>>>>

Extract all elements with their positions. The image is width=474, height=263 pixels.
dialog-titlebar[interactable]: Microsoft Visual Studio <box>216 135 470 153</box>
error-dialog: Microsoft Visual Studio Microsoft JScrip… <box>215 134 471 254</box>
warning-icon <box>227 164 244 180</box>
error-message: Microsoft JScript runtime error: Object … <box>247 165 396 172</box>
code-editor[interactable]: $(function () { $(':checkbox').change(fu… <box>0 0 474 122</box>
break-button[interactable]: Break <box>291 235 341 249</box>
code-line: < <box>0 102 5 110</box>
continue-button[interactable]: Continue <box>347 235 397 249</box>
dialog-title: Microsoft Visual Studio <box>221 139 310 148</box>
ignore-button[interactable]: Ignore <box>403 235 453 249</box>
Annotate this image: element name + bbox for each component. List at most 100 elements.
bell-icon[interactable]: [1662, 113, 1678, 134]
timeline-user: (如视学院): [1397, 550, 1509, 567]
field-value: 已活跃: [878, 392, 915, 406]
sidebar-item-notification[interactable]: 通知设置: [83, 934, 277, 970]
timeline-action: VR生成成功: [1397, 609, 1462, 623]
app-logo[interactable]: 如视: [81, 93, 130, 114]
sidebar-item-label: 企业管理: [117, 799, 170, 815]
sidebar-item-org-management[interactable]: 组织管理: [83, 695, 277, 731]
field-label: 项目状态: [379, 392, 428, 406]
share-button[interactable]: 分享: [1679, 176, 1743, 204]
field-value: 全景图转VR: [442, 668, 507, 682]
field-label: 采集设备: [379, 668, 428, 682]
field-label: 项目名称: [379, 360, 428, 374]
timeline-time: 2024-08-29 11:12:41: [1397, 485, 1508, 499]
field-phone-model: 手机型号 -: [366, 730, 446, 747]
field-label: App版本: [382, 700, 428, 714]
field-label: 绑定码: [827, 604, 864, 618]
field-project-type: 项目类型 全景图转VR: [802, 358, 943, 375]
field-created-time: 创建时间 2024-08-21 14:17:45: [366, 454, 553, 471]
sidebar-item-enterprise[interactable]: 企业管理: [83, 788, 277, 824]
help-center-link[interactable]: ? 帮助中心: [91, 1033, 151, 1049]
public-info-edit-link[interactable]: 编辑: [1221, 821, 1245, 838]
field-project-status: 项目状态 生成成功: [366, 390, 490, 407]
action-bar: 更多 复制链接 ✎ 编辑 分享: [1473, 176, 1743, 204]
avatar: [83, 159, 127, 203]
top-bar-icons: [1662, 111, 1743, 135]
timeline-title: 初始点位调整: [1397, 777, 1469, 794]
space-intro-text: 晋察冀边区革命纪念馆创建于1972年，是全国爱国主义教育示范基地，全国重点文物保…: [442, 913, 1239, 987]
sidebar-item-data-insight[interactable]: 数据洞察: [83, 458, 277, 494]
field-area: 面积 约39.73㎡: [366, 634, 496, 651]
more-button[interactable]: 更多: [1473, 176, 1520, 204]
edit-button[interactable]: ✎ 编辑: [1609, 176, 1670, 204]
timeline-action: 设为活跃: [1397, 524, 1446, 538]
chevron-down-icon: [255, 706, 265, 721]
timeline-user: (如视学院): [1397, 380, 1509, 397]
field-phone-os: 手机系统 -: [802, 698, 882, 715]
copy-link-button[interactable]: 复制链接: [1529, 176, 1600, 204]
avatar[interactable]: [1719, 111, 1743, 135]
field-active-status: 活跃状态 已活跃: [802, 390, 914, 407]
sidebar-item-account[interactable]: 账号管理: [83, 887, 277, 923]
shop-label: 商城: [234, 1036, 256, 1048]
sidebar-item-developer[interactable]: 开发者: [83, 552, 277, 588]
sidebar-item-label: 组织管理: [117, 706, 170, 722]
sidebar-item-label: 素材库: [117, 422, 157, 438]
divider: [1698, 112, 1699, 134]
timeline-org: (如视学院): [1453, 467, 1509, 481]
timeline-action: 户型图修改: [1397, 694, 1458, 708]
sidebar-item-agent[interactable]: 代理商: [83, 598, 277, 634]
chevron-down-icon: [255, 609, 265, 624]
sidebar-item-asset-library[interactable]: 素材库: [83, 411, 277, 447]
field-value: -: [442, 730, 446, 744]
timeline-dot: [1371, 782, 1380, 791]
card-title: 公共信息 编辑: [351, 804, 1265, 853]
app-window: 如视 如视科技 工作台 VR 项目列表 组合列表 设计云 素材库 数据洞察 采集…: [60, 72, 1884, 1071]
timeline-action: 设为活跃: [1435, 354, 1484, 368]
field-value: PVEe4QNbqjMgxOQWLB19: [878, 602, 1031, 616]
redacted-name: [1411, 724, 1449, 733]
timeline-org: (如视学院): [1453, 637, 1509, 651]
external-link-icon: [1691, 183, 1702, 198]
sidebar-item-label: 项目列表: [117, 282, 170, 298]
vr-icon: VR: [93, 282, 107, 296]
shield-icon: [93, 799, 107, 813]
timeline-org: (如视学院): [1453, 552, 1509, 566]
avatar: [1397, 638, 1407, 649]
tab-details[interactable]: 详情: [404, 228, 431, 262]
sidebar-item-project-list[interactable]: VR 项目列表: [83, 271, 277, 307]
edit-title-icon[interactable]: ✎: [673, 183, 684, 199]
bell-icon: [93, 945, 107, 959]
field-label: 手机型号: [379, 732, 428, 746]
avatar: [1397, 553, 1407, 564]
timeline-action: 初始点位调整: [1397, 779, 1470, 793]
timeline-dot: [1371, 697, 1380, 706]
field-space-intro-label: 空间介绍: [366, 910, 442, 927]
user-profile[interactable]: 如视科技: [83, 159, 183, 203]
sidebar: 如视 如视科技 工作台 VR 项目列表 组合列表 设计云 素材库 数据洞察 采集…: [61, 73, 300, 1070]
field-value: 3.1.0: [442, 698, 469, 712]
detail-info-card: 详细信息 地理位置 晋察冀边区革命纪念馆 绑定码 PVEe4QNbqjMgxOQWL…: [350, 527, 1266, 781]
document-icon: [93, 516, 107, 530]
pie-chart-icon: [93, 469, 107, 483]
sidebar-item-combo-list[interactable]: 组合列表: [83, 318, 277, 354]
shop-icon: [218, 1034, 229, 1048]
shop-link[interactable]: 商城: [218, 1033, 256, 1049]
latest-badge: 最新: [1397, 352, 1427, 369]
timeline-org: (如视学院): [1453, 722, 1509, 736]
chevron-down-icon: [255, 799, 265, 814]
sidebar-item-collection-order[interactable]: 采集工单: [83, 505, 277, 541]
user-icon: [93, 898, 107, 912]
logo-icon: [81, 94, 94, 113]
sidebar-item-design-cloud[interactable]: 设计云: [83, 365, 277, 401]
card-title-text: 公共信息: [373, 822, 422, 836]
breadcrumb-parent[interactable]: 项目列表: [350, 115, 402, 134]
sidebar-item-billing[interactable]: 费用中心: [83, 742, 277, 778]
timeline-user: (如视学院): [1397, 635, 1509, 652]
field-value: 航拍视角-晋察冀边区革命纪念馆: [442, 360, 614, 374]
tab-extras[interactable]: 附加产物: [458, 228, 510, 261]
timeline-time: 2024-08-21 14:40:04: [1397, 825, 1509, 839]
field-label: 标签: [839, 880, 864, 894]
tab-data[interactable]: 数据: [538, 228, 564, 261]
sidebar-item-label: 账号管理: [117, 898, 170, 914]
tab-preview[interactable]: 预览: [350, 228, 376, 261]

<<<<

Rename "field-label" to "field-caption" throughout all the entries above, and reproduce the lines with nothing else altered.

Reply:
Extract all elements with their positions. The image is width=474, height=263 pixels.
dialog-titlebar[interactable]: Microsoft Visual Studio <box>216 135 470 153</box>
error-dialog: Microsoft Visual Studio Microsoft JScrip… <box>215 134 471 254</box>
warning-icon <box>227 164 244 180</box>
error-message: Microsoft JScript runtime error: Object … <box>247 165 396 172</box>
code-editor[interactable]: $(function () { $(':checkbox').change(fu… <box>0 0 474 122</box>
break-button[interactable]: Break <box>291 235 341 249</box>
code-line: < <box>0 102 5 110</box>
continue-button[interactable]: Continue <box>347 235 397 249</box>
dialog-title: Microsoft Visual Studio <box>221 139 310 148</box>
ignore-button[interactable]: Ignore <box>403 235 453 249</box>
Annotate this image: element name + bbox for each component. List at most 100 elements.
bell-icon[interactable]: [1662, 113, 1678, 134]
timeline-user: (如视学院): [1397, 550, 1509, 567]
field-value: 已活跃: [878, 392, 915, 406]
sidebar-item-notification[interactable]: 通知设置: [83, 934, 277, 970]
timeline-action: VR生成成功: [1397, 609, 1462, 623]
app-logo[interactable]: 如视: [81, 93, 130, 114]
sidebar-item-label: 企业管理: [117, 799, 170, 815]
sidebar-item-org-management[interactable]: 组织管理: [83, 695, 277, 731]
field-caption: 项目状态: [379, 392, 428, 406]
share-button[interactable]: 分享: [1679, 176, 1743, 204]
field-value: 全景图转VR: [442, 668, 507, 682]
field-caption: 采集设备: [379, 668, 428, 682]
field-caption: 项目名称: [379, 360, 428, 374]
timeline-time: 2024-08-29 11:12:41: [1397, 485, 1508, 499]
field-phone-model: 手机型号 -: [366, 730, 446, 747]
field-caption: App版本: [382, 700, 428, 714]
field-caption: 绑定码: [827, 604, 864, 618]
field-project-type: 项目类型 全景图转VR: [802, 358, 943, 375]
field-created-time: 创建时间 2024-08-21 14:17:45: [366, 454, 553, 471]
sidebar-item-enterprise[interactable]: 企业管理: [83, 788, 277, 824]
help-center-link[interactable]: ? 帮助中心: [91, 1033, 151, 1049]
public-info-edit-link[interactable]: 编辑: [1221, 821, 1245, 838]
field-project-status: 项目状态 生成成功: [366, 390, 490, 407]
action-bar: 更多 复制链接 ✎ 编辑 分享: [1473, 176, 1743, 204]
avatar: [83, 159, 127, 203]
top-bar-icons: [1662, 111, 1743, 135]
timeline-title: 初始点位调整: [1397, 777, 1469, 794]
space-intro-text: 晋察冀边区革命纪念馆创建于1972年，是全国爱国主义教育示范基地，全国重点文物保…: [442, 913, 1239, 987]
sidebar-item-data-insight[interactable]: 数据洞察: [83, 458, 277, 494]
field-area: 面积 约39.73㎡: [366, 634, 496, 651]
more-button[interactable]: 更多: [1473, 176, 1520, 204]
edit-button[interactable]: ✎ 编辑: [1609, 176, 1670, 204]
timeline-action: 设为活跃: [1397, 524, 1446, 538]
chevron-down-icon: [255, 706, 265, 721]
timeline-user: (如视学院): [1397, 380, 1509, 397]
field-phone-os: 手机系统 -: [802, 698, 882, 715]
copy-link-button[interactable]: 复制链接: [1529, 176, 1600, 204]
avatar[interactable]: [1719, 111, 1743, 135]
field-active-status: 活跃状态 已活跃: [802, 390, 914, 407]
sidebar-item-account[interactable]: 账号管理: [83, 887, 277, 923]
shop-label: 商城: [234, 1036, 256, 1048]
sidebar-item-developer[interactable]: 开发者: [83, 552, 277, 588]
sidebar-item-label: 组织管理: [117, 706, 170, 722]
sidebar-item-label: 素材库: [117, 422, 157, 438]
divider: [1698, 112, 1699, 134]
timeline-org: (如视学院): [1453, 467, 1509, 481]
timeline-action: 户型图修改: [1397, 694, 1458, 708]
sidebar-item-agent[interactable]: 代理商: [83, 598, 277, 634]
chevron-down-icon: [255, 609, 265, 624]
sidebar-item-asset-library[interactable]: 素材库: [83, 411, 277, 447]
field-value: -: [442, 730, 446, 744]
timeline-dot: [1371, 782, 1380, 791]
card-title: 公共信息 编辑: [351, 804, 1265, 853]
app-window: 如视 如视科技 工作台 VR 项目列表 组合列表 设计云 素材库 数据洞察 采集…: [60, 72, 1884, 1071]
timeline-action: 设为活跃: [1435, 354, 1484, 368]
field-value: PVEe4QNbqjMgxOQWLB19: [878, 602, 1031, 616]
redacted-name: [1411, 724, 1449, 733]
timeline-org: (如视学院): [1453, 637, 1509, 651]
external-link-icon: [1691, 183, 1702, 198]
sidebar-item-label: 项目列表: [117, 282, 170, 298]
vr-icon: VR: [93, 282, 107, 296]
shield-icon: [93, 799, 107, 813]
timeline-org: (如视学院): [1453, 552, 1509, 566]
avatar: [1397, 638, 1407, 649]
tab-details[interactable]: 详情: [404, 228, 431, 262]
sidebar-item-project-list[interactable]: VR 项目列表: [83, 271, 277, 307]
edit-title-icon[interactable]: ✎: [673, 183, 684, 199]
bell-icon: [93, 945, 107, 959]
field-caption: 手机型号: [379, 732, 428, 746]
avatar: [1397, 553, 1407, 564]
timeline-action: 初始点位调整: [1397, 779, 1470, 793]
timeline-dot: [1371, 697, 1380, 706]
field-space-intro-label: 空间介绍: [366, 910, 442, 927]
user-profile[interactable]: 如视科技: [83, 159, 183, 203]
sidebar: 如视 如视科技 工作台 VR 项目列表 组合列表 设计云 素材库 数据洞察 采集…: [61, 73, 300, 1070]
field-value: 3.1.0: [442, 698, 469, 712]
detail-info-card: 详细信息 地理位置 晋察冀边区革命纪念馆 绑定码 PVEe4QNbqjMgxOQWL…: [350, 527, 1266, 781]
document-icon: [93, 516, 107, 530]
pie-chart-icon: [93, 469, 107, 483]
sidebar-item-combo-list[interactable]: 组合列表: [83, 318, 277, 354]
shop-icon: [218, 1034, 229, 1048]
shop-link[interactable]: 商城: [218, 1033, 256, 1049]
latest-badge: 最新: [1397, 352, 1427, 369]
timeline-org: (如视学院): [1453, 722, 1509, 736]
chevron-down-icon: [255, 799, 265, 814]
sidebar-item-collection-order[interactable]: 采集工单: [83, 505, 277, 541]
user-icon: [93, 898, 107, 912]
logo-icon: [81, 94, 94, 113]
sidebar-item-design-cloud[interactable]: 设计云: [83, 365, 277, 401]
card-title-text: 公共信息: [373, 822, 422, 836]
breadcrumb-parent[interactable]: 项目列表: [350, 115, 402, 134]
sidebar-item-billing[interactable]: 费用中心: [83, 742, 277, 778]
timeline-user: (如视学院): [1397, 635, 1509, 652]
field-value: 航拍视角-晋察冀边区革命纪念馆: [442, 360, 614, 374]
tab-extras[interactable]: 附加产物: [458, 228, 510, 261]
timeline-time: 2024-08-21 14:40:04: [1397, 825, 1509, 839]
field-caption: 标签: [839, 880, 864, 894]
tab-data[interactable]: 数据: [538, 228, 564, 261]
sidebar-item-label: 账号管理: [117, 898, 170, 914]
tab-preview[interactable]: 预览: [350, 228, 376, 261]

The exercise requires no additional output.